To do> Copy the data that follows exactly. Include no pictures.

Input records>
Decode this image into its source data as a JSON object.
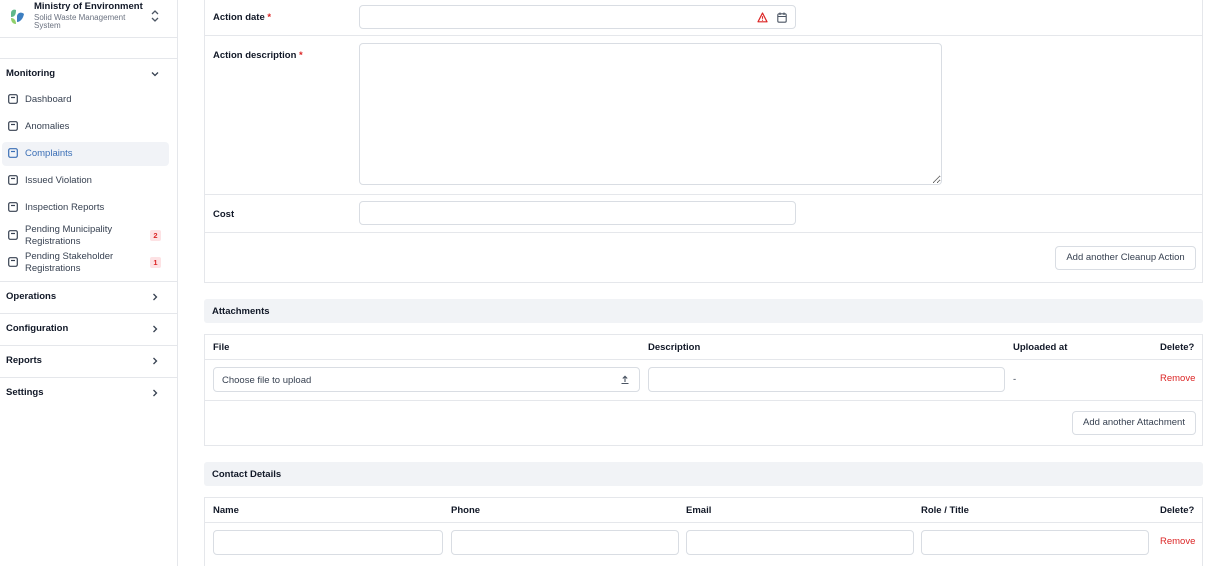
{
  "brand": {
    "title": "Ministry of Environment",
    "subtitle": "Solid Waste Management System"
  },
  "sidebar": {
    "monitoring": {
      "label": "Monitoring",
      "items": [
        {
          "label": "Dashboard"
        },
        {
          "label": "Anomalies"
        },
        {
          "label": "Complaints"
        },
        {
          "label": "Issued Violation"
        },
        {
          "label": "Inspection Reports"
        },
        {
          "label": "Pending Municipality Registrations",
          "badge": "2"
        },
        {
          "label": "Pending Stakeholder Registrations",
          "badge": "1"
        }
      ]
    },
    "operations": "Operations",
    "configuration": "Configuration",
    "reports": "Reports",
    "settings": "Settings"
  },
  "cleanup": {
    "action_date_label": "Action date",
    "action_description_label": "Action description",
    "required_mark": "*",
    "cost_label": "Cost",
    "add_button": "Add another Cleanup Action"
  },
  "attachments": {
    "title": "Attachments",
    "columns": [
      "File",
      "Description",
      "Uploaded at",
      "Delete?"
    ],
    "row": {
      "file_placeholder": "Choose file to upload",
      "uploaded_at": "-",
      "remove": "Remove"
    },
    "add_button": "Add another Attachment"
  },
  "contacts": {
    "title": "Contact Details",
    "columns": [
      "Name",
      "Phone",
      "Email",
      "Role / Title",
      "Delete?"
    ],
    "row": {
      "remove": "Remove"
    }
  },
  "colors": {
    "accent": "#3b6fb6",
    "danger": "#dc2626",
    "section_bg": "#f1f3f6"
  }
}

Complete output>
Decode this image into its source data as a JSON object.
{
  "brand": {
    "title": "Ministry of Environment",
    "subtitle": "Solid Waste Management System"
  },
  "sidebar": {
    "monitoring": {
      "label": "Monitoring",
      "items": [
        {
          "label": "Dashboard"
        },
        {
          "label": "Anomalies"
        },
        {
          "label": "Complaints"
        },
        {
          "label": "Issued Violation"
        },
        {
          "label": "Inspection Reports"
        },
        {
          "label": "Pending Municipality Registrations",
          "badge": "2"
        },
        {
          "label": "Pending Stakeholder Registrations",
          "badge": "1"
        }
      ]
    },
    "operations": "Operations",
    "configuration": "Configuration",
    "reports": "Reports",
    "settings": "Settings"
  },
  "cleanup": {
    "action_date_label": "Action date",
    "action_description_label": "Action description",
    "required_mark": "*",
    "cost_label": "Cost",
    "add_button": "Add another Cleanup Action"
  },
  "attachments": {
    "title": "Attachments",
    "columns": [
      "File",
      "Description",
      "Uploaded at",
      "Delete?"
    ],
    "row": {
      "file_placeholder": "Choose file to upload",
      "uploaded_at": "-",
      "remove": "Remove"
    },
    "add_button": "Add another Attachment"
  },
  "contacts": {
    "title": "Contact Details",
    "columns": [
      "Name",
      "Phone",
      "Email",
      "Role / Title",
      "Delete?"
    ],
    "row": {
      "remove": "Remove"
    }
  },
  "colors": {
    "accent": "#3b6fb6",
    "danger": "#dc2626",
    "section_bg": "#f1f3f6"
  }
}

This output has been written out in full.